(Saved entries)
— start —
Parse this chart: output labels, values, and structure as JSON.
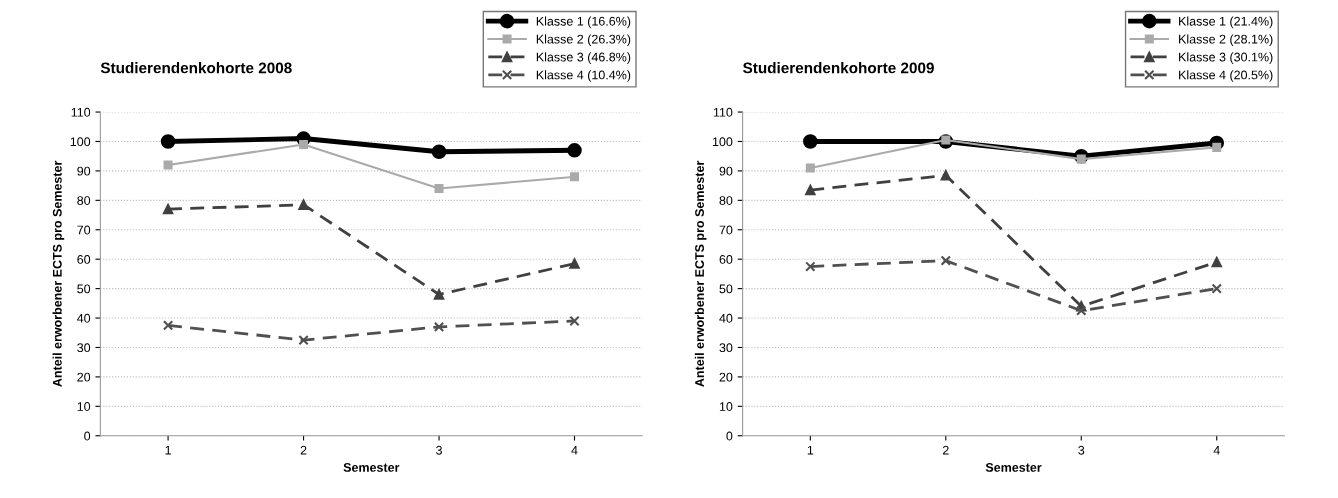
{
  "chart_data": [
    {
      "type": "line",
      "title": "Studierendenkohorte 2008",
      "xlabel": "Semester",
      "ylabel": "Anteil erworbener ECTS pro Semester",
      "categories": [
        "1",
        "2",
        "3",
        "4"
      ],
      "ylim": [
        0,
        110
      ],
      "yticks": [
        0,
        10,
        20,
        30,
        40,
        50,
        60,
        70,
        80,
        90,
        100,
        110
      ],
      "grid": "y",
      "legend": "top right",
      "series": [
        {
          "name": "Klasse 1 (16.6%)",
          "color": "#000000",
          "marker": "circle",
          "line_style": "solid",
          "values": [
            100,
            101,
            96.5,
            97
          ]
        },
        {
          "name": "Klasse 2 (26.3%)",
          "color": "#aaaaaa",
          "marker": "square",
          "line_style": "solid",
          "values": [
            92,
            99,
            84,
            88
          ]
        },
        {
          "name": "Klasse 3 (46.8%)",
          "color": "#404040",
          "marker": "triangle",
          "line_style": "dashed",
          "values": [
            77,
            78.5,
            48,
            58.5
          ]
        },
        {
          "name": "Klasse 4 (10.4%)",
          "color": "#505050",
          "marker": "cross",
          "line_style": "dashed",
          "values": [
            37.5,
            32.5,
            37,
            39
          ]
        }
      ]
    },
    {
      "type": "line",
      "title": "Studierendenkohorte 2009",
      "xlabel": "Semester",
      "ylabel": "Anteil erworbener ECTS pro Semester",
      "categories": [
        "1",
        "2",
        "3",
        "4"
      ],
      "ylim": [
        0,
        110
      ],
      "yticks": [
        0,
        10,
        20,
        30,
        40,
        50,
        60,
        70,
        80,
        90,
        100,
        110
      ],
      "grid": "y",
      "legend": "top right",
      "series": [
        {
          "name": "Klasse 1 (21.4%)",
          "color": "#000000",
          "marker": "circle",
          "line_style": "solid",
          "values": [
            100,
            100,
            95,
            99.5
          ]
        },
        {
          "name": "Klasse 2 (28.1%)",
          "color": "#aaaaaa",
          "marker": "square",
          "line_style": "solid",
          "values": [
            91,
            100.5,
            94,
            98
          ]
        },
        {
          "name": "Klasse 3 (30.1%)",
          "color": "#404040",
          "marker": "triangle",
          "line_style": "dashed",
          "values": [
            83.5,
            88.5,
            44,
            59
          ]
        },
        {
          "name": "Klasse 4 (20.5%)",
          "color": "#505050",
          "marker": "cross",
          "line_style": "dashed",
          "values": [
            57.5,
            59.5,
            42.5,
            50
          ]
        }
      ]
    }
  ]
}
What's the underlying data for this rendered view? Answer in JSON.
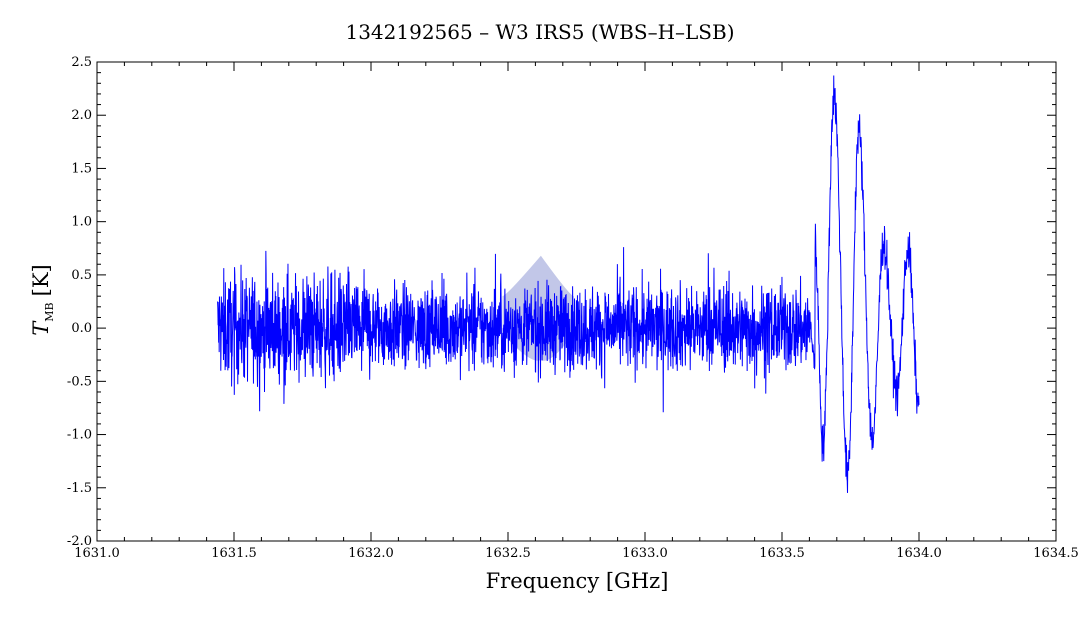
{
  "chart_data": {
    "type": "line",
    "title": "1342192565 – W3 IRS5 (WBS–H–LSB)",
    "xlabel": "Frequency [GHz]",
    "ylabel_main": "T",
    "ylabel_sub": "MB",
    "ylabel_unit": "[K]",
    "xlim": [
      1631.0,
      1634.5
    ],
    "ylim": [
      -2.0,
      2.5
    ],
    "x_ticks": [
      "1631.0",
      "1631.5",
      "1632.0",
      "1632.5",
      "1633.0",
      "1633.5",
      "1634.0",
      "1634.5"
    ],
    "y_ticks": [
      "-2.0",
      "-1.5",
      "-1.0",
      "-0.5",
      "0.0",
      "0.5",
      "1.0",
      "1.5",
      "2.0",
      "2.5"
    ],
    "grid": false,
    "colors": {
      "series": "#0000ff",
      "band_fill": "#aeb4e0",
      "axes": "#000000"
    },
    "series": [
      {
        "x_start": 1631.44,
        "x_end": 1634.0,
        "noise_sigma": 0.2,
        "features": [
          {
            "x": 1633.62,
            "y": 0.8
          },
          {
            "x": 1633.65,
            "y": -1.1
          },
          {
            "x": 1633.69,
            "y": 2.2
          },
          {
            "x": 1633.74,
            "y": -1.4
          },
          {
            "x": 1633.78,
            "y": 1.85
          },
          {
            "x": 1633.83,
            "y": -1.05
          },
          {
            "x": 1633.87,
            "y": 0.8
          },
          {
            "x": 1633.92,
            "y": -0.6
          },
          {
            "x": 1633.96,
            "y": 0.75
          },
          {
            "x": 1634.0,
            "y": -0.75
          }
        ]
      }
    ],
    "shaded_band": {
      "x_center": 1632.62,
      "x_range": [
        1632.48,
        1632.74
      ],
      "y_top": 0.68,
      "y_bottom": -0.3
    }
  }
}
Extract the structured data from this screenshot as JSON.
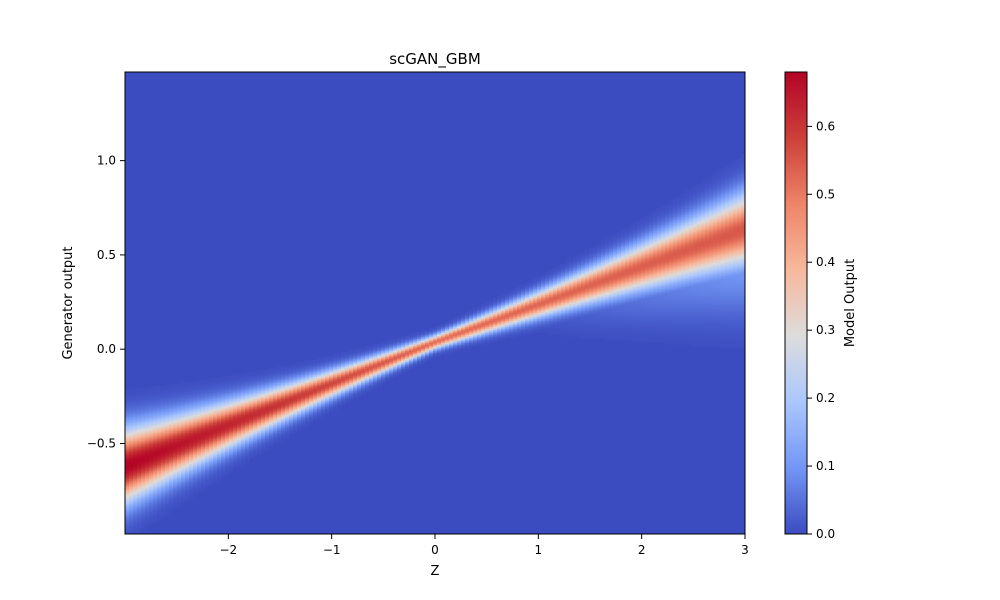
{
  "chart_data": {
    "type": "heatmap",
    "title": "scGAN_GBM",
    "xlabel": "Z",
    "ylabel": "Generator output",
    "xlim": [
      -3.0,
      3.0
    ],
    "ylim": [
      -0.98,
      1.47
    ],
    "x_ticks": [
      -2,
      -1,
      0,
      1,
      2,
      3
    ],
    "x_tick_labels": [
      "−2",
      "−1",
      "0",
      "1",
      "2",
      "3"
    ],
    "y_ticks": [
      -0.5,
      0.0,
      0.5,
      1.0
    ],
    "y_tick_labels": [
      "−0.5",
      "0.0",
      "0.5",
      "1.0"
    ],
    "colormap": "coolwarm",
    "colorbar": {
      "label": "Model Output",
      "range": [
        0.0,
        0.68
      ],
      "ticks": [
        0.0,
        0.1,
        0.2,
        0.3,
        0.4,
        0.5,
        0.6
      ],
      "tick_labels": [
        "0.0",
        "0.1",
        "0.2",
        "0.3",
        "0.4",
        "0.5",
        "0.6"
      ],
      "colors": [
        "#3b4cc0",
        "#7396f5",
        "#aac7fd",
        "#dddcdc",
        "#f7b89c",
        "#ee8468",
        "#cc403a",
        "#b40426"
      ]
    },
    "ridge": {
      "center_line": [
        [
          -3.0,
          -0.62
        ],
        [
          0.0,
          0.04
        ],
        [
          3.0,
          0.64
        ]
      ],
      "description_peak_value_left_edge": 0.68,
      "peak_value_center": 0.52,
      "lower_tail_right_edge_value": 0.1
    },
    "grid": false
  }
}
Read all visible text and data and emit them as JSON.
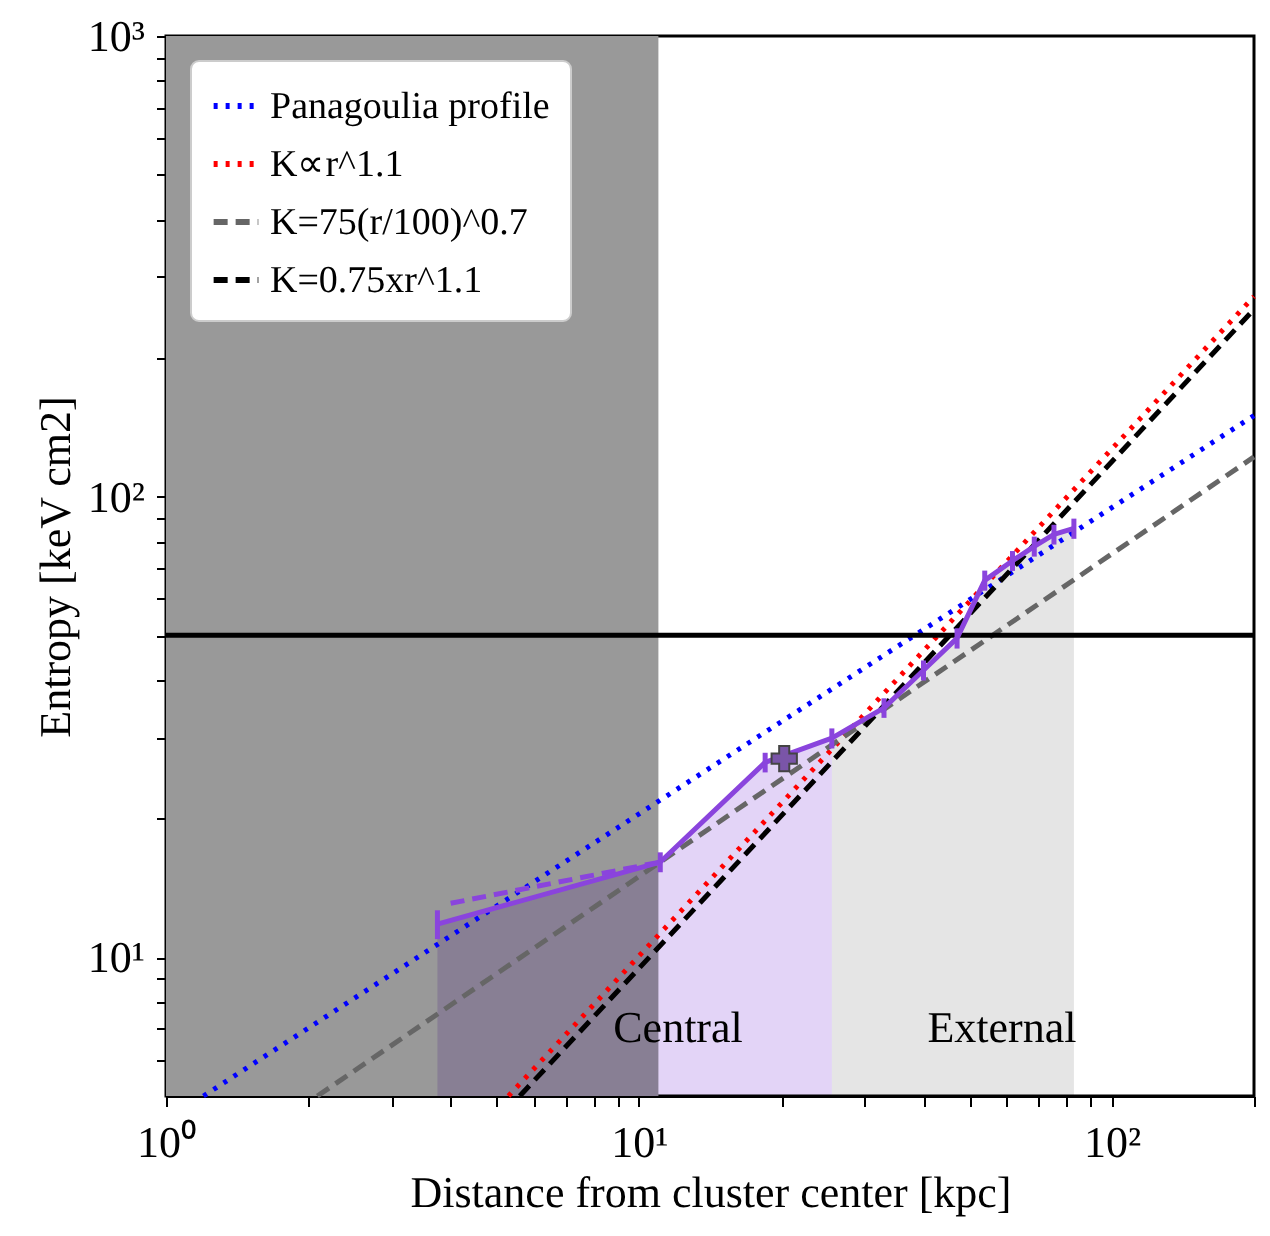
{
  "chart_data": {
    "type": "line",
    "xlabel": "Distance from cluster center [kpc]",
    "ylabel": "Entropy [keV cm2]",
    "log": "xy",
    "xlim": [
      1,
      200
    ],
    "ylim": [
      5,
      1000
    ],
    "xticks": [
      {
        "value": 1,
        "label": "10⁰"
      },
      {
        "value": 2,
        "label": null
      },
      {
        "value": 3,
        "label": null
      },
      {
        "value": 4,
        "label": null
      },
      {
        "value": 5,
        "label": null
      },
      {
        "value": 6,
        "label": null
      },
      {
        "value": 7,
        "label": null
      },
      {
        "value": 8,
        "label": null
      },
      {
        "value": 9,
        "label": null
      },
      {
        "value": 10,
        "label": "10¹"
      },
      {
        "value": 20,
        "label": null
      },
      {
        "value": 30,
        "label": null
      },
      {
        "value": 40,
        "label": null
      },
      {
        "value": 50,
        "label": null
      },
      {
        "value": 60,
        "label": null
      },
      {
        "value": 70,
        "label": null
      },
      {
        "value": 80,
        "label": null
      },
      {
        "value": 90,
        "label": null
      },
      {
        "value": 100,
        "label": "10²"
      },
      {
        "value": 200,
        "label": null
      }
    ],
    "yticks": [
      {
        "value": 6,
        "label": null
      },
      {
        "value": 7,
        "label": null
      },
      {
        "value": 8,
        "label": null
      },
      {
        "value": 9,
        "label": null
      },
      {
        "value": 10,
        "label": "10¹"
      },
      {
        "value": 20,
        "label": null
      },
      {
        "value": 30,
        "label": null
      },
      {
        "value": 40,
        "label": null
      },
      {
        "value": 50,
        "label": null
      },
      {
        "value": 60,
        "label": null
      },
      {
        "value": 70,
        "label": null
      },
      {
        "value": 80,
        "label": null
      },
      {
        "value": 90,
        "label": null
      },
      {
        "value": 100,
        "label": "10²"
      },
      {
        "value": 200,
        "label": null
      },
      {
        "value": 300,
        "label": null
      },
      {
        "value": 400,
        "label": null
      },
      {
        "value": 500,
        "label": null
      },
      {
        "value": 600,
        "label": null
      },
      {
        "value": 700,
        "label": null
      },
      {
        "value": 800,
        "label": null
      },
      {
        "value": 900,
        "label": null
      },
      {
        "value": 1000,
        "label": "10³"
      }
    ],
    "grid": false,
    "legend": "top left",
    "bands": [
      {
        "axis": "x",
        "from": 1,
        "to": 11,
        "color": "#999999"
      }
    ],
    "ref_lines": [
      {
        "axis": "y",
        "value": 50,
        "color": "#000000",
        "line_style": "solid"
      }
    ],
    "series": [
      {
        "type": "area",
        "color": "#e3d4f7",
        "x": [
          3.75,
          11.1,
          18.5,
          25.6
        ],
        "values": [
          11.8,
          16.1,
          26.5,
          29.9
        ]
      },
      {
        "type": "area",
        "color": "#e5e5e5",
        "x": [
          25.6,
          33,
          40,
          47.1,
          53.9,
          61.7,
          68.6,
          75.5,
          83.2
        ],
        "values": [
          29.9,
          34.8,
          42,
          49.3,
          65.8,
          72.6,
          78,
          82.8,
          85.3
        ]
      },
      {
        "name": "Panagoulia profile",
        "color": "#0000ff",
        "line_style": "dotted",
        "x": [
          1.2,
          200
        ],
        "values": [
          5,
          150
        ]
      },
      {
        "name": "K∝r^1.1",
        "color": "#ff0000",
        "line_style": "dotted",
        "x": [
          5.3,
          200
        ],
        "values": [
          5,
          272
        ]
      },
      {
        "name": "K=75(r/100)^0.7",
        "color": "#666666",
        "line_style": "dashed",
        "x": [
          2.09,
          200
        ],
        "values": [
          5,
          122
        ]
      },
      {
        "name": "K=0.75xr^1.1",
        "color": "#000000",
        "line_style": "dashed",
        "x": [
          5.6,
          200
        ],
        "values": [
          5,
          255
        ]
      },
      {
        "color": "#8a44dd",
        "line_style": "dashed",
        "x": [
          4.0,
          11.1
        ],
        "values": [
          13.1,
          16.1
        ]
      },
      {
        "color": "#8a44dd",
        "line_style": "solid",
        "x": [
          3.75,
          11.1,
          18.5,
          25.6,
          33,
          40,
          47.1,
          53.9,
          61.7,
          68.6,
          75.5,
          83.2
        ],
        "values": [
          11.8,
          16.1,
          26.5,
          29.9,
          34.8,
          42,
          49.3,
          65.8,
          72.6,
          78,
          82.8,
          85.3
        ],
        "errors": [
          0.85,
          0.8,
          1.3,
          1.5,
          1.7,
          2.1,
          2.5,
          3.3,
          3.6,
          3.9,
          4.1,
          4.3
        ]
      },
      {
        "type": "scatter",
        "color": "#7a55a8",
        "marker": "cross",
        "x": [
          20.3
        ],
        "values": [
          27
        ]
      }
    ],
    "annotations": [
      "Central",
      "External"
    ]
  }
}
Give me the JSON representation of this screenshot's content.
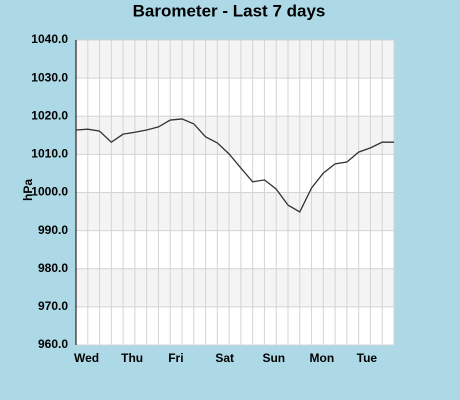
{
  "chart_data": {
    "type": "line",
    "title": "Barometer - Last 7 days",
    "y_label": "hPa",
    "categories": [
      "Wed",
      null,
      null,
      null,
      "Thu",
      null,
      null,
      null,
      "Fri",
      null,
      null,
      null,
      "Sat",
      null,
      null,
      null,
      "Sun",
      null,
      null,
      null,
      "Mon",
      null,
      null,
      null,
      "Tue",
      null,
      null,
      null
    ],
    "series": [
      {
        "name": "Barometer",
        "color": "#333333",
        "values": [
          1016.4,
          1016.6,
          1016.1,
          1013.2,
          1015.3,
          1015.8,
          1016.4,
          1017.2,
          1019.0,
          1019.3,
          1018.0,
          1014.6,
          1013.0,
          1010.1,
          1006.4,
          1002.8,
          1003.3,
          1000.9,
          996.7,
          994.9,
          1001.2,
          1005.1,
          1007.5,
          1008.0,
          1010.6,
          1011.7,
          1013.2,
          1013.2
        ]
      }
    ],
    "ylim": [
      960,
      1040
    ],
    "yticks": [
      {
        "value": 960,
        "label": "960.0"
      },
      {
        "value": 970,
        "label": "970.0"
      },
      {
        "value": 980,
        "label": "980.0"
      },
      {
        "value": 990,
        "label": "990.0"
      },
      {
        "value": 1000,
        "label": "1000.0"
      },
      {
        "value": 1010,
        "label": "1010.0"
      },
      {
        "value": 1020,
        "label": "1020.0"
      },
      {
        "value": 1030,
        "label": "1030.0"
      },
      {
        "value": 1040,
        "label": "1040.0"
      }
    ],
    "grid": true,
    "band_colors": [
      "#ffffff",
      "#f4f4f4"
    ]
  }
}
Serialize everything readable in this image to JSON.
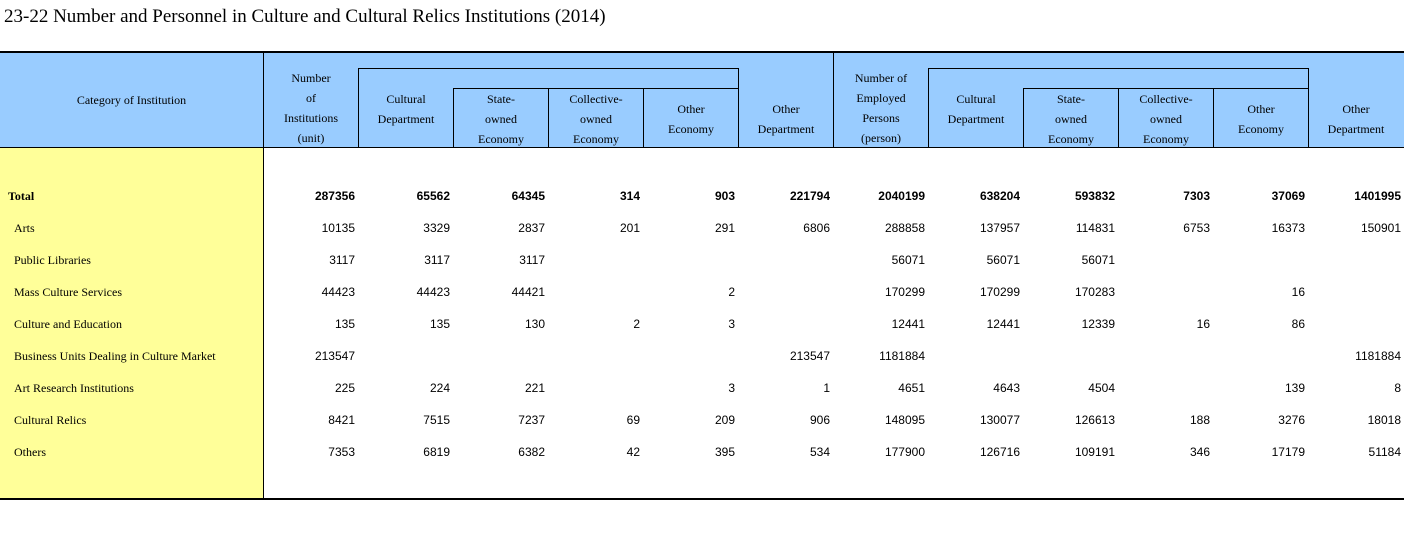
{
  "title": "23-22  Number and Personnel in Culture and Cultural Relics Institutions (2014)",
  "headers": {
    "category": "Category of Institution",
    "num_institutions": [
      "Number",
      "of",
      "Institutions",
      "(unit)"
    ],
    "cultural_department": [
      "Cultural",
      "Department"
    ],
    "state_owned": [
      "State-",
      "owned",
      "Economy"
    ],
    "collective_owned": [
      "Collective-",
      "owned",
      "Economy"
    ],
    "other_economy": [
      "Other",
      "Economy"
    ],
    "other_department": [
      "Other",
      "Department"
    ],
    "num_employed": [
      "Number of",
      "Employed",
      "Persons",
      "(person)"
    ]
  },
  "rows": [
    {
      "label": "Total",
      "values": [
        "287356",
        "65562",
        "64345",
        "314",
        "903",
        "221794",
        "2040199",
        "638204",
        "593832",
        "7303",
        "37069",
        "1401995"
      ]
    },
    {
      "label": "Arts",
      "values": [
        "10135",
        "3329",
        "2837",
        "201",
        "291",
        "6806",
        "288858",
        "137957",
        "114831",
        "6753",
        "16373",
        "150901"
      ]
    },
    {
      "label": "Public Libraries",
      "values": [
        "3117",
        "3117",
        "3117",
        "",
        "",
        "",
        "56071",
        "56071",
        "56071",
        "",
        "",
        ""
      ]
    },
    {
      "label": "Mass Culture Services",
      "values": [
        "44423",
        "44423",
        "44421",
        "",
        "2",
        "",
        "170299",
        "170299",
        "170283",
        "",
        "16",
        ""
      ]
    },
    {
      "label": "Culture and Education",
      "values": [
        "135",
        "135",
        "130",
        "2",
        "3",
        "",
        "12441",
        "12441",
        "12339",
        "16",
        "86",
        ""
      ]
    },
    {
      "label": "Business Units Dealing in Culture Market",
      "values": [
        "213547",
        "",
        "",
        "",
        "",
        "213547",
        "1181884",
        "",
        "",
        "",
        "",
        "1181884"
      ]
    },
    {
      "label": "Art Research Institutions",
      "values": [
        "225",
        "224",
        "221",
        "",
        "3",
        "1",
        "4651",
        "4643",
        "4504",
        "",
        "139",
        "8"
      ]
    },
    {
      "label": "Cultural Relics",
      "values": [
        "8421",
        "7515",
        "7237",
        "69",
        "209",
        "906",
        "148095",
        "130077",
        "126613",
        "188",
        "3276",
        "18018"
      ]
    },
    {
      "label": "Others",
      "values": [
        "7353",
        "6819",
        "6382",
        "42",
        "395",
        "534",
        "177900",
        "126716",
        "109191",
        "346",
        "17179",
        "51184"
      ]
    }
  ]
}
— end —
◆ What is needed
Reply with only the number of lines in the material above where the string "from" appears.

◆ Task answer
3